───── SUPPLIED DATA

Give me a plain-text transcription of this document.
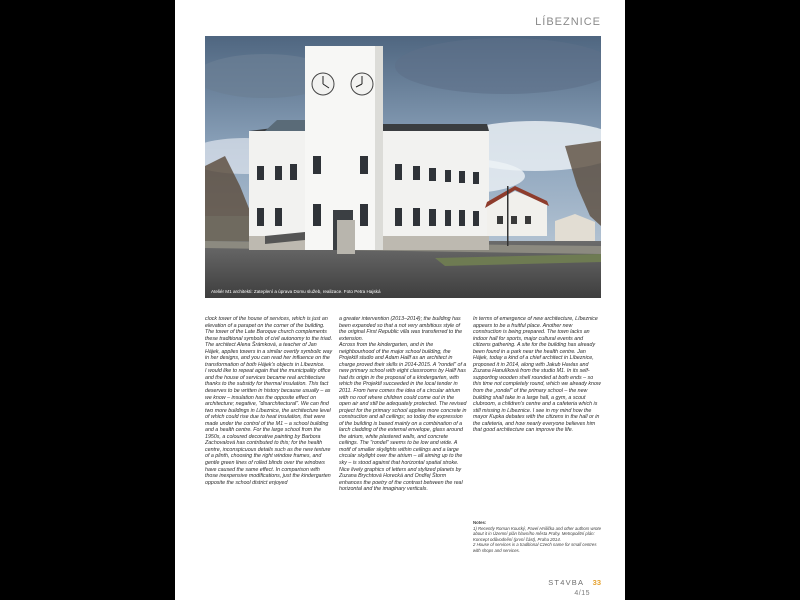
LÍBEZNICE
Ateliér M1 architekti: Zateplení a úprava Domu služeb, realizace. Foto Petra Hajská

clock tower of the house of services, which is just an elevation of a parapet on the corner of the building. The tower of the Late Baroque church complements these traditional symbols of civil autonomy to the triad. The architect Alena Šrámková, a teacher of Jan Hájek, applies towers in a similar overtly symbolic way in her designs, and you can read her influence on the transformation of both Hájek's objects in Líbeznice.

I would like to repeat again that the municipality office and the house of services became real architecture thanks to the subsidy for thermal insulation. This fact deserves to be written in history because usually – as we know – insulation has the opposite effect on architecture; negative, "disarchitectural". We can find two more buildings in Líbeznice, the architecture level of which could rise due to heat insulation, that were made under the control of the M1 – a school building and a health centre. For the large school from the 1950s, a coloured decorative painting by Barbora Zachovalová has contributed to this; for the health centre, inconspicuous details such as the new texture of a plinth, choosing the right window frames, and gentle green lines of rolled blinds over the windows have caused the same effect. In comparison with those inexpensive modifications, just the kindergarten opposite the school district enjoyed

a greater intervention (2013–2014); the building has been expanded so that a not very ambitious style of the original First Republic villa was transferred to the extension.

Across from the kindergarten, and in the neighbourhood of the major school building, the Projektil studio and Adam Hallf as an architect in charge proved their skills in 2014-2015. A "rondel" of a new primary school with eight classrooms by Hallf has had its origin in the proposal of a kindergarten, with which the Projektil succeeded in the local tender in 2011. From here comes the idea of a circular atrium with no roof where children could come out in the open air and still be adequately protected. The revised project for the primary school applies more concrete in construction and all ceilings; so today the expression of the building is based mainly on a combination of a larch cladding of the external envelope, glass around the atrium, white plastered walls, and concrete ceilings. The "rondel" seems to be low and wide. A motif of smaller skylights within ceilings and a large circular skylight over the atrium – all aiming up to the sky – is stood against that horizontal spatial stroke. Nice lively graphics of letters and stylized planets by Zuzana Brychtová Horecká and Ondřej Štorm enhances the poetry of the contrast between the real horizontal and the imaginary verticals.

In terms of emergence of new architecture, Líbeznice appears to be a fruitful place. Another new construction is being prepared. The town lacks an indoor hall for sports, major cultural events and citizens gathering. A site for the building has already been found in a park near the health centre. Jan Hájek, today a kind of a chief architect in Líbeznice, proposed it in 2014, along with Jakub Havlas and Zuzana Hanulíková from the studio M1. In its self-supporting wooden shell rounded at both ends – so this time not completely round, which we already know from the „rondel" of the primary school – the new building shall take in a large hall, a gym, a scout clubroom, a children's centre and a cafeteria which is still missing in Líbeznice. I see in my mind how the mayor Kupka debates with the citizens in the hall or in the cafeteria, and how nearly everyone believes him that good architecture can improve the life.

Notes:

1) Recently Roman Koucký, Pavel Hnilička and other authors wrote about it in Územní plán hlavního města Prahy. Metropolitní plán: Koncept odůvodnění (první část), Praha 2014.

2 House of services is a traditional Czech name for small centres with shops and services.

ST4VBA 33
4/15
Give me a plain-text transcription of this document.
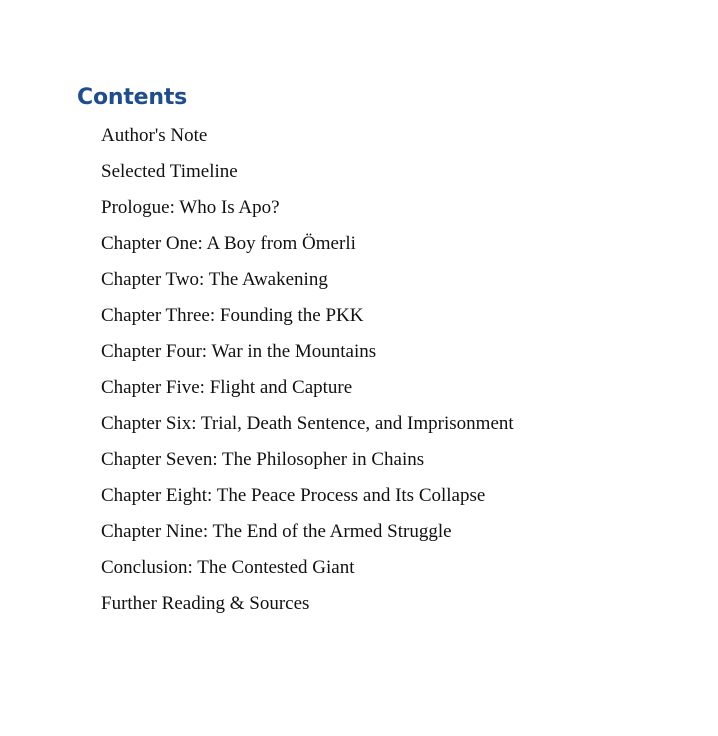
Contents
Author's Note
Selected Timeline
Prologue: Who Is Apo?
Chapter One: A Boy from Ömerli
Chapter Two: The Awakening
Chapter Three: Founding the PKK
Chapter Four: War in the Mountains
Chapter Five: Flight and Capture
Chapter Six: Trial, Death Sentence, and Imprisonment
Chapter Seven: The Philosopher in Chains
Chapter Eight: The Peace Process and Its Collapse
Chapter Nine: The End of the Armed Struggle
Conclusion: The Contested Giant
Further Reading & Sources
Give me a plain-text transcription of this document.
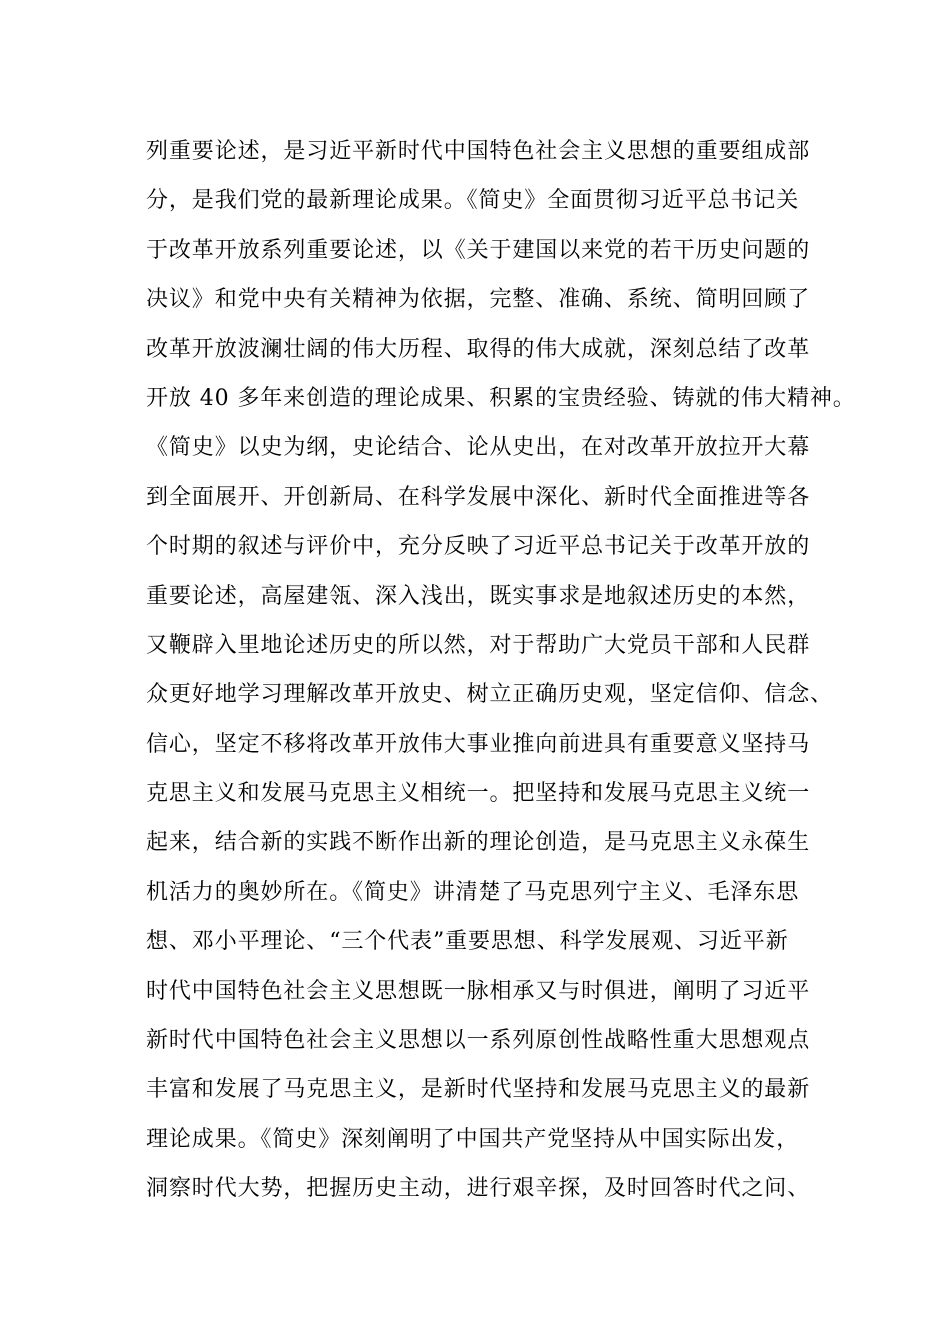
列重要论述，是习近平新时代中国特色社会主义思想的重要组成部
分，是我们党的最新理论成果。《简史》全面贯彻习近平总书记关
于改革开放系列重要论述，以《关于建国以来党的若干历史问题的
决议》和党中央有关精神为依据，完整、准确、系统、简明回顾了
改革开放波澜壮阔的伟大历程、取得的伟大成就，深刻总结了改革
开放 40 多年来创造的理论成果、积累的宝贵经验、铸就的伟大精神。
《简史》以史为纲，史论结合、论从史出，在对改革开放拉开大幕
到全面展开、开创新局、在科学发展中深化、新时代全面推进等各
个时期的叙述与评价中，充分反映了习近平总书记关于改革开放的
重要论述，高屋建瓴、深入浅出，既实事求是地叙述历史的本然，
又鞭辟入里地论述历史的所以然，对于帮助广大党员干部和人民群
众更好地学习理解改革开放史、树立正确历史观，坚定信仰、信念、
信心，坚定不移将改革开放伟大事业推向前进具有重要意义坚持马
克思主义和发展马克思主义相统一。把坚持和发展马克思主义统一
起来，结合新的实践不断作出新的理论创造，是马克思主义永葆生
机活力的奥妙所在。《简史》讲清楚了马克思列宁主义、毛泽东思
想、邓小平理论、“三个代表”重要思想、科学发展观、习近平新
时代中国特色社会主义思想既一脉相承又与时俱进，阐明了习近平
新时代中国特色社会主义思想以一系列原创性战略性重大思想观点
丰富和发展了马克思主义，是新时代坚持和发展马克思主义的最新
理论成果。《简史》深刻阐明了中国共产党坚持从中国实际出发，
洞察时代大势，把握历史主动，进行艰辛探，及时回答时代之问、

──────────

» WORK TO DO: Exclude the images, then output the data above word for word.

» THE COMPLETED TASK:
Give me a plain-text transcription of this document.
LÍBEZNICE
Ateliér M1 architekti: Zateplení a úprava Domu služeb, realizace. Foto Petra Hajská

clock tower of the house of services, which is just an elevation of a parapet on the corner of the building. The tower of the Late Baroque church complements these traditional symbols of civil autonomy to the triad. The architect Alena Šrámková, a teacher of Jan Hájek, applies towers in a similar overtly symbolic way in her designs, and you can read her influence on the transformation of both Hájek's objects in Líbeznice.

I would like to repeat again that the municipality office and the house of services became real architecture thanks to the subsidy for thermal insulation. This fact deserves to be written in history because usually – as we know – insulation has the opposite effect on architecture; negative, "disarchitectural". We can find two more buildings in Líbeznice, the architecture level of which could rise due to heat insulation, that were made under the control of the M1 – a school building and a health centre. For the large school from the 1950s, a coloured decorative painting by Barbora Zachovalová has contributed to this; for the health centre, inconspicuous details such as the new texture of a plinth, choosing the right window frames, and gentle green lines of rolled blinds over the windows have caused the same effect. In comparison with those inexpensive modifications, just the kindergarten opposite the school district enjoyed

a greater intervention (2013–2014); the building has been expanded so that a not very ambitious style of the original First Republic villa was transferred to the extension.

Across from the kindergarten, and in the neighbourhood of the major school building, the Projektil studio and Adam Hallf as an architect in charge proved their skills in 2014-2015. A "rondel" of a new primary school with eight classrooms by Hallf has had its origin in the proposal of a kindergarten, with which the Projektil succeeded in the local tender in 2011. From here comes the idea of a circular atrium with no roof where children could come out in the open air and still be adequately protected. The revised project for the primary school applies more concrete in construction and all ceilings; so today the expression of the building is based mainly on a combination of a larch cladding of the external envelope, glass around the atrium, white plastered walls, and concrete ceilings. The "rondel" seems to be low and wide. A motif of smaller skylights within ceilings and a large circular skylight over the atrium – all aiming up to the sky – is stood against that horizontal spatial stroke. Nice lively graphics of letters and stylized planets by Zuzana Brychtová Horecká and Ondřej Štorm enhances the poetry of the contrast between the real horizontal and the imaginary verticals.

In terms of emergence of new architecture, Líbeznice appears to be a fruitful place. Another new construction is being prepared. The town lacks an indoor hall for sports, major cultural events and citizens gathering. A site for the building has already been found in a park near the health centre. Jan Hájek, today a kind of a chief architect in Líbeznice, proposed it in 2014, along with Jakub Havlas and Zuzana Hanulíková from the studio M1. In its self-supporting wooden shell rounded at both ends – so this time not completely round, which we already know from the „rondel" of the primary school – the new building shall take in a large hall, a gym, a scout clubroom, a children's centre and a cafeteria which is still missing in Líbeznice. I see in my mind how the mayor Kupka debates with the citizens in the hall or in the cafeteria, and how nearly everyone believes him that good architecture can improve the life.

Notes:

1) Recently Roman Koucký, Pavel Hnilička and other authors wrote about it in Územní plán hlavního města Prahy. Metropolitní plán: Koncept odůvodnění (první část), Praha 2014.

2 House of services is a traditional Czech name for small centres with shops and services.

ST4VBA 33
4/15
Give me a plain-text transcription of this document.
Contents
Author's Note
Selected Timeline
Prologue: Who Is Apo?
Chapter One: A Boy from Ömerli
Chapter Two: The Awakening
Chapter Three: Founding the PKK
Chapter Four: War in the Mountains
Chapter Five: Flight and Capture
Chapter Six: Trial, Death Sentence, and Imprisonment
Chapter Seven: The Philosopher in Chains
Chapter Eight: The Peace Process and Its Collapse
Chapter Nine: The End of the Armed Struggle
Conclusion: The Contested Giant
Further Reading & Sources
Give me a plain-text transcription of this document.
列重要论述，是习近平新时代中国特色社会主义思想的重要组成部
分，是我们党的最新理论成果。《简史》全面贯彻习近平总书记关
于改革开放系列重要论述，以《关于建国以来党的若干历史问题的
决议》和党中央有关精神为依据，完整、准确、系统、简明回顾了
改革开放波澜壮阔的伟大历程、取得的伟大成就，深刻总结了改革
开放 40 多年来创造的理论成果、积累的宝贵经验、铸就的伟大精神。
《简史》以史为纲，史论结合、论从史出，在对改革开放拉开大幕
到全面展开、开创新局、在科学发展中深化、新时代全面推进等各
个时期的叙述与评价中，充分反映了习近平总书记关于改革开放的
重要论述，高屋建瓴、深入浅出，既实事求是地叙述历史的本然，
又鞭辟入里地论述历史的所以然，对于帮助广大党员干部和人民群
众更好地学习理解改革开放史、树立正确历史观，坚定信仰、信念、
信心，坚定不移将改革开放伟大事业推向前进具有重要意义坚持马
克思主义和发展马克思主义相统一。把坚持和发展马克思主义统一
起来，结合新的实践不断作出新的理论创造，是马克思主义永葆生
机活力的奥妙所在。《简史》讲清楚了马克思列宁主义、毛泽东思
想、邓小平理论、“三个代表”重要思想、科学发展观、习近平新
时代中国特色社会主义思想既一脉相承又与时俱进，阐明了习近平
新时代中国特色社会主义思想以一系列原创性战略性重大思想观点
丰富和发展了马克思主义，是新时代坚持和发展马克思主义的最新
理论成果。《简史》深刻阐明了中国共产党坚持从中国实际出发，
洞察时代大势，把握历史主动，进行艰辛探，及时回答时代之问、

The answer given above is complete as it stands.